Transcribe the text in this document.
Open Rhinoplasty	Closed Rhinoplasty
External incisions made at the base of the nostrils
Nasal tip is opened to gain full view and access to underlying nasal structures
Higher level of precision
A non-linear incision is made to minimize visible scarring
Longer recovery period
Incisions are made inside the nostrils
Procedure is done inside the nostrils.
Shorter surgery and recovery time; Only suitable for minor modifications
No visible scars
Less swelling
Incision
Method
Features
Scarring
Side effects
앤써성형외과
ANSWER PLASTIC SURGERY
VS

####

• [What you need to do]:
Above are records; say how many of their lines contain the word "inside", giving only the number.

• [Result]:
2